* _JOB_: Copy word for word the lines of the data below, everything from the line containing "extension-face-icon[interactable]: [916, 43, 934, 61]" down to the line containing "new-tab-button[interactable]: +: [260, 4, 273, 30]", including both of those lines.

-- BEGIN DATASET ROWS --

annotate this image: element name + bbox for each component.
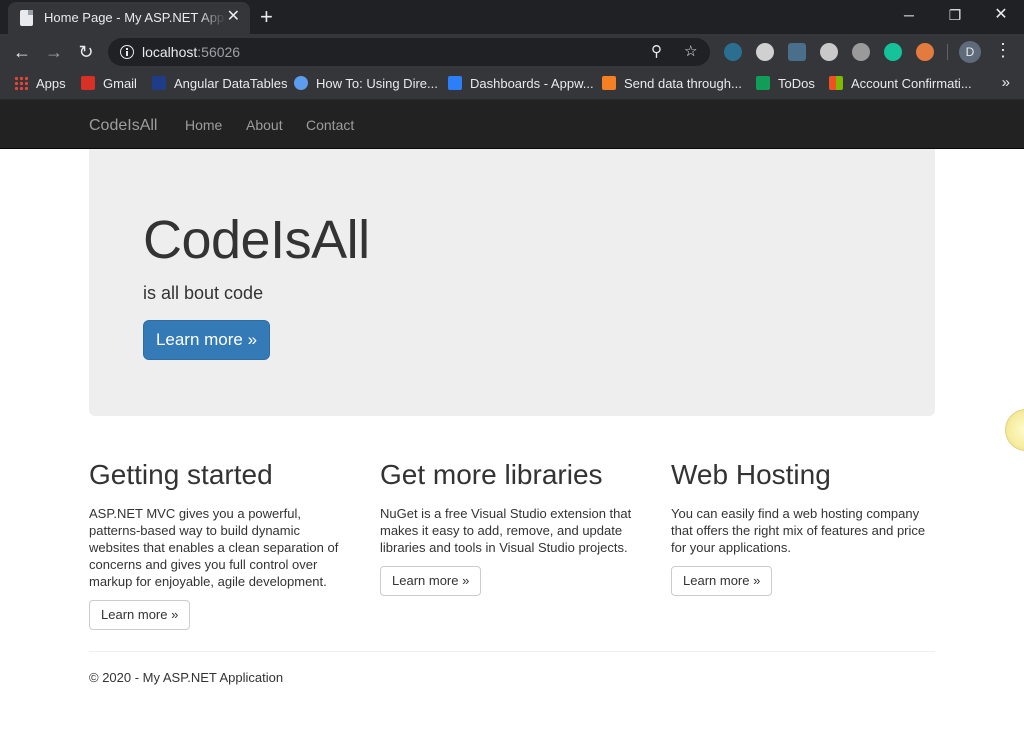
extension-face-icon[interactable]: [916, 43, 934, 61]
site-info-icon[interactable]: [120, 45, 134, 59]
bookmark-label: ToDos: [778, 76, 815, 91]
footer-text: © 2020 - My ASP.NET Application: [89, 670, 284, 685]
new-tab-button[interactable]: +: [260, 4, 273, 30]
grammarly-icon[interactable]: [884, 43, 902, 61]
nav-about-link[interactable]: About: [246, 117, 283, 133]
site-navbar: CodeIsAll Home About Contact: [0, 100, 1024, 149]
jumbotron: CodeIsAll is all bout code Learn more »: [89, 149, 935, 416]
cursor-highlight: [1005, 409, 1024, 451]
url-host: localhost: [142, 44, 198, 60]
footer-divider: [89, 651, 935, 652]
appwrite-icon: [448, 76, 462, 90]
getting-started-learn-more-button[interactable]: Learn more »: [89, 600, 191, 630]
address-bar[interactable]: localhost:56026 ⚲ ☆: [108, 38, 710, 66]
column-getting-started: Getting started ASP.NET MVC gives you a …: [89, 460, 354, 630]
minimize-icon[interactable]: ─: [886, 0, 932, 30]
bookmark-label: Send data through...: [624, 76, 742, 91]
bookmark-label: How To: Using Dire...: [316, 76, 438, 91]
page-favicon-icon: [20, 10, 33, 26]
bookmark-angular-datatables[interactable]: Angular DataTables: [152, 76, 287, 91]
more-bookmarks-icon[interactable]: »: [1002, 74, 1010, 91]
todos-icon: [756, 76, 770, 90]
bookmark-label: Account Confirmati...: [851, 76, 972, 91]
bookmark-dashboards[interactable]: Dashboards - Appw...: [448, 76, 594, 91]
site-brand-link[interactable]: CodeIsAll: [89, 117, 157, 135]
reload-icon[interactable]: ↻: [74, 40, 98, 64]
zoom-icon[interactable]: ⚲: [651, 42, 662, 60]
profile-avatar[interactable]: D: [959, 41, 981, 63]
forward-icon[interactable]: →: [42, 40, 66, 64]
extension-react-icon[interactable]: [724, 43, 742, 61]
browser-tab[interactable]: Home Page - My ASP.NET Application ✕: [8, 2, 250, 34]
bookmark-account-confirmation[interactable]: Account Confirmati...: [829, 76, 972, 91]
extension-cloud-icon[interactable]: [820, 43, 838, 61]
column-text: NuGet is a free Visual Studio extension …: [380, 506, 632, 555]
angular-datatables-icon: [152, 76, 166, 90]
bookmark-star-icon[interactable]: ☆: [684, 42, 697, 60]
bookmark-send-data[interactable]: Send data through...: [602, 76, 742, 91]
howto-icon: [294, 76, 308, 90]
bookmark-label: Apps: [36, 76, 66, 91]
close-tab-icon[interactable]: ✕: [227, 8, 240, 26]
close-window-icon[interactable]: ✕: [978, 0, 1024, 30]
bookmark-label: Gmail: [103, 76, 137, 91]
browser-toolbar: ← → ↻ localhost:56026 ⚲ ☆ D ⋮: [0, 34, 1024, 70]
url-text[interactable]: localhost:56026: [142, 44, 240, 60]
web-hosting-learn-more-button[interactable]: Learn more »: [671, 566, 773, 596]
gmail-icon: [81, 76, 95, 90]
stackoverflow-icon: [602, 76, 616, 90]
bookmarks-bar: Apps Gmail Angular DataTables How To: Us…: [0, 70, 1024, 100]
jumbotron-learn-more-button[interactable]: Learn more »: [143, 320, 270, 360]
browser-menu-icon[interactable]: ⋮: [994, 40, 1012, 61]
microsoft-icon: [829, 76, 843, 90]
column-heading: Web Hosting: [671, 459, 831, 490]
extension-circle-icon[interactable]: [756, 43, 774, 61]
toolbar-separator: [947, 44, 948, 60]
bookmark-label: Angular DataTables: [174, 76, 288, 91]
restore-icon[interactable]: ❐: [932, 0, 978, 30]
bookmark-howto[interactable]: How To: Using Dire...: [294, 76, 438, 91]
column-web-hosting: Web Hosting You can easily find a web ho…: [671, 460, 936, 596]
back-icon[interactable]: ←: [10, 40, 34, 64]
tab-title: Home Page - My ASP.NET Application: [44, 10, 226, 25]
extension-pen-icon[interactable]: [788, 43, 806, 61]
apps-grid-icon: [14, 76, 28, 90]
browser-titlebar: Home Page - My ASP.NET Application ✕ + ─…: [0, 0, 1024, 34]
column-get-more-libraries: Get more libraries NuGet is a free Visua…: [380, 460, 645, 596]
column-text: You can easily find a web hosting compan…: [671, 506, 926, 555]
nav-contact-link[interactable]: Contact: [306, 117, 354, 133]
libraries-learn-more-button[interactable]: Learn more »: [380, 566, 482, 596]
bookmark-apps[interactable]: Apps: [14, 76, 66, 91]
bookmark-label: Dashboards - Appw...: [470, 76, 594, 91]
column-text: ASP.NET MVC gives you a powerful, patter…: [89, 506, 339, 589]
extension-hand-icon[interactable]: [852, 43, 870, 61]
column-heading: Get more libraries: [380, 459, 603, 490]
bookmark-gmail[interactable]: Gmail: [81, 76, 137, 91]
jumbotron-title: CodeIsAll: [143, 210, 370, 270]
jumbotron-lead: is all bout code: [143, 283, 264, 303]
url-port: :56026: [197, 44, 241, 60]
bookmark-todos[interactable]: ToDos: [756, 76, 815, 91]
column-heading: Getting started: [89, 459, 273, 490]
nav-home-link[interactable]: Home: [185, 117, 222, 133]
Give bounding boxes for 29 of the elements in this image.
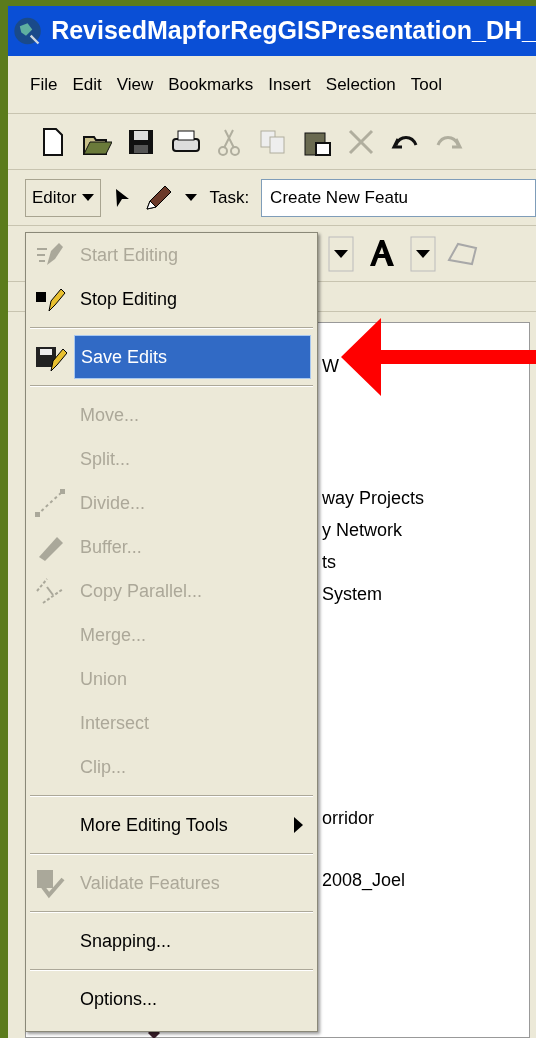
editor-menu-button[interactable]: Editor (25, 178, 102, 217)
menu-bar-item[interactable]: Selection (325, 71, 396, 98)
dotted-line-icon (33, 487, 67, 519)
caret-icon[interactable] (185, 193, 198, 202)
layer-name[interactable]: 2008_Joel (322, 867, 406, 894)
dropdown-caret-icon[interactable] (410, 235, 436, 272)
submenu-arrow-icon (294, 817, 303, 833)
menu-bar-item[interactable]: View (116, 71, 154, 98)
layer-name[interactable]: way Projects (322, 485, 425, 512)
window-title: RevisedMapforRegGISPresentation_DH_ (51, 15, 536, 47)
layer-name[interactable]: System (322, 581, 382, 608)
menu-bar-item[interactable]: Bookmarks (168, 71, 254, 98)
layer-name[interactable]: W (322, 353, 339, 380)
menu-item[interactable]: Snapping... (74, 919, 311, 963)
menu-item[interactable]: Stop Editing (74, 277, 311, 321)
layer-name[interactable]: y Network (322, 517, 402, 544)
menu-item[interactable]: Save Edits (74, 335, 311, 379)
layer-name[interactable]: orridor (322, 805, 374, 832)
submenu-item[interactable]: More Editing Tools (74, 803, 311, 847)
layer-name[interactable]: ts (322, 549, 336, 576)
task-field[interactable]: Create New Featu (261, 178, 536, 217)
menu-bar-item[interactable]: Tool (410, 71, 442, 98)
menu-bar-item[interactable]: File (30, 71, 58, 98)
dropdown-caret-icon[interactable] (328, 235, 354, 272)
menu-item[interactable]: Options... (74, 977, 311, 1021)
menu-bar-item[interactable]: Edit (72, 71, 102, 98)
task-label: Task: (209, 186, 250, 209)
menu-bar-item[interactable]: Insert (268, 71, 311, 98)
caret-icon (82, 193, 95, 202)
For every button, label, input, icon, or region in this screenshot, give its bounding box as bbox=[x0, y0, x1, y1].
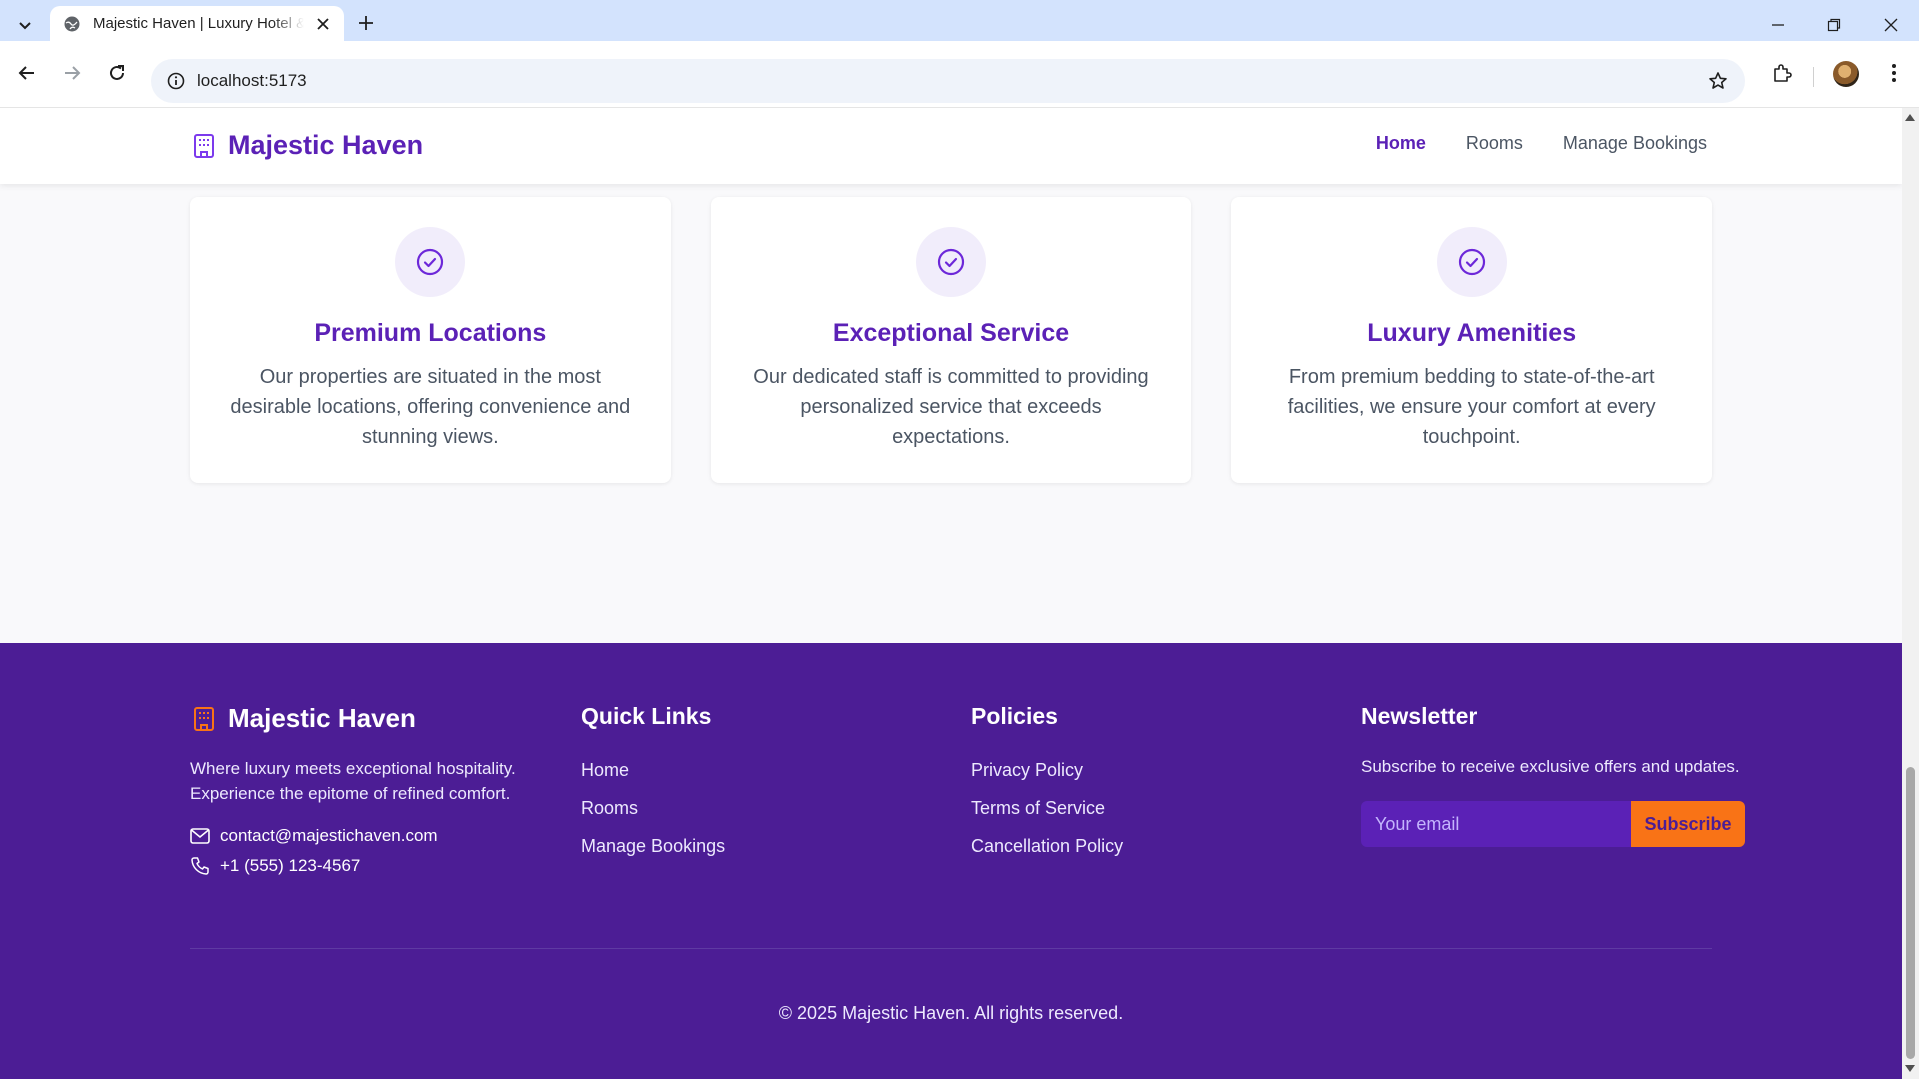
check-circle-icon bbox=[395, 227, 466, 297]
check-circle-icon bbox=[916, 227, 986, 297]
restore-icon[interactable] bbox=[1814, 8, 1854, 42]
toolbar-divider bbox=[1813, 67, 1814, 87]
feature-card: Exceptional Service Our dedicated staff … bbox=[710, 197, 1192, 483]
footer-divider bbox=[190, 948, 1712, 949]
tab-search-button[interactable] bbox=[8, 8, 42, 42]
copyright-text: © 2025 Majestic Haven. All rights reserv… bbox=[778, 1003, 1124, 1023]
brand-logo[interactable]: Majestic Haven bbox=[190, 130, 423, 161]
close-tab-icon[interactable] bbox=[312, 13, 334, 35]
chevron-down-icon bbox=[19, 22, 31, 30]
hotel-building-icon bbox=[194, 133, 214, 158]
profile-avatar[interactable] bbox=[1833, 61, 1859, 87]
newsletter-email-input[interactable] bbox=[1361, 801, 1631, 847]
feature-title: Exceptional Service bbox=[832, 319, 1070, 347]
more-menu-icon[interactable] bbox=[1879, 58, 1909, 88]
feature-text: Our properties are situated in the most … bbox=[230, 366, 631, 448]
nav-home[interactable]: Home bbox=[1376, 133, 1426, 154]
site-footer: Majestic Haven Where luxury meets except… bbox=[0, 643, 1902, 1079]
scrollbar-thumb[interactable] bbox=[1906, 767, 1915, 1059]
footer-newsletter-column: Newsletter Subscribe to receive exclusiv… bbox=[1361, 703, 1745, 847]
browser-tab[interactable]: Majestic Haven | Luxury Hotel & Resort bbox=[50, 6, 344, 41]
footer-quick-links-column: Quick Links Home Rooms Manage Bookings bbox=[581, 703, 725, 874]
feature-text: From premium bedding to state-of-the-art… bbox=[1287, 366, 1656, 448]
globe-icon bbox=[64, 16, 80, 31]
extensions-icon[interactable] bbox=[1767, 58, 1797, 88]
browser-toolbar: localhost:5173 bbox=[0, 41, 1919, 108]
address-bar[interactable]: localhost:5173 bbox=[151, 59, 1745, 103]
site-header: Majestic Haven Home Rooms Manage Booking… bbox=[0, 108, 1902, 184]
phone-icon bbox=[191, 857, 209, 875]
footer-email-text: contact@majestichaven.com bbox=[220, 826, 438, 845]
back-icon[interactable] bbox=[12, 58, 42, 88]
footer-link-privacy-policy[interactable]: Privacy Policy bbox=[971, 760, 1123, 781]
mail-icon bbox=[190, 828, 210, 844]
hotel-building-icon bbox=[194, 706, 214, 731]
main-nav: Home Rooms Manage Bookings bbox=[1376, 133, 1707, 154]
feature-card: Luxury Amenities From premium bedding to… bbox=[1231, 197, 1713, 483]
footer-link-manage-bookings[interactable]: Manage Bookings bbox=[581, 836, 725, 857]
scroll-up-arrow-icon[interactable] bbox=[1905, 114, 1915, 121]
feature-title: Luxury Amenities bbox=[1367, 319, 1577, 347]
footer-link-cancellation-policy[interactable]: Cancellation Policy bbox=[971, 836, 1123, 857]
feature-card: Premium Locations Our properties are sit… bbox=[190, 197, 671, 483]
newsletter-text: Subscribe to receive exclusive offers an… bbox=[1361, 757, 1740, 776]
site-info-icon[interactable] bbox=[165, 70, 187, 92]
check-circle-icon bbox=[1436, 227, 1507, 297]
reload-icon[interactable] bbox=[102, 58, 132, 88]
footer-link-home[interactable]: Home bbox=[581, 760, 725, 781]
newsletter-form: Subscribe bbox=[1361, 801, 1745, 847]
footer-link-rooms[interactable]: Rooms bbox=[581, 798, 725, 819]
tab-strip: Majestic Haven | Luxury Hotel & Resort bbox=[0, 0, 1919, 41]
brand-name: Majestic Haven bbox=[228, 130, 424, 160]
scroll-down-arrow-icon[interactable] bbox=[1905, 1065, 1915, 1072]
minimize-icon[interactable] bbox=[1758, 8, 1798, 42]
nav-rooms[interactable]: Rooms bbox=[1466, 133, 1523, 154]
new-tab-icon[interactable] bbox=[354, 11, 378, 35]
footer-brand-name: Majestic Haven bbox=[228, 703, 416, 733]
feature-title: Premium Locations bbox=[314, 319, 547, 347]
footer-phone[interactable]: +1 (555) 123-4567 bbox=[190, 856, 520, 876]
tab-title: Majestic Haven | Luxury Hotel & Resort bbox=[93, 15, 304, 32]
newsletter-heading: Newsletter bbox=[1361, 703, 1478, 729]
page-scrollbar[interactable] bbox=[1902, 108, 1919, 1079]
footer-phone-text: +1 (555) 123-4567 bbox=[220, 856, 361, 875]
bookmark-star-icon[interactable] bbox=[1707, 70, 1729, 92]
footer-about-text: Where luxury meets exceptional hospitali… bbox=[190, 759, 516, 803]
close-window-icon[interactable] bbox=[1871, 8, 1911, 42]
footer-about-column: Majestic Haven Where luxury meets except… bbox=[190, 703, 520, 876]
url-text[interactable]: localhost:5173 bbox=[197, 71, 307, 91]
quick-links-heading: Quick Links bbox=[581, 703, 712, 729]
forward-icon[interactable] bbox=[57, 58, 87, 88]
nav-manage-bookings[interactable]: Manage Bookings bbox=[1563, 133, 1707, 154]
subscribe-button[interactable]: Subscribe bbox=[1631, 801, 1745, 847]
feature-text: Our dedicated staff is committed to prov… bbox=[753, 366, 1149, 448]
footer-email[interactable]: contact@majestichaven.com bbox=[190, 826, 520, 846]
footer-policies-column: Policies Privacy Policy Terms of Service… bbox=[971, 703, 1123, 874]
page-viewport: Majestic Haven Home Rooms Manage Booking… bbox=[0, 108, 1902, 1079]
footer-link-terms-of-service[interactable]: Terms of Service bbox=[971, 798, 1123, 819]
policies-heading: Policies bbox=[971, 703, 1058, 729]
features-section: Premium Locations Our properties are sit… bbox=[190, 197, 1713, 483]
footer-brand[interactable]: Majestic Haven bbox=[190, 703, 520, 734]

-- END DATASET ROWS --

* _PROBLEM SOLUTION_:
extension-face-icon[interactable]: [916, 43, 934, 61]
site-info-icon[interactable]: [120, 45, 134, 59]
bookmark-label: ToDos: [778, 76, 815, 91]
footer-text: © 2020 - My ASP.NET Application: [89, 670, 284, 685]
new-tab-button[interactable]: +: [260, 4, 273, 30]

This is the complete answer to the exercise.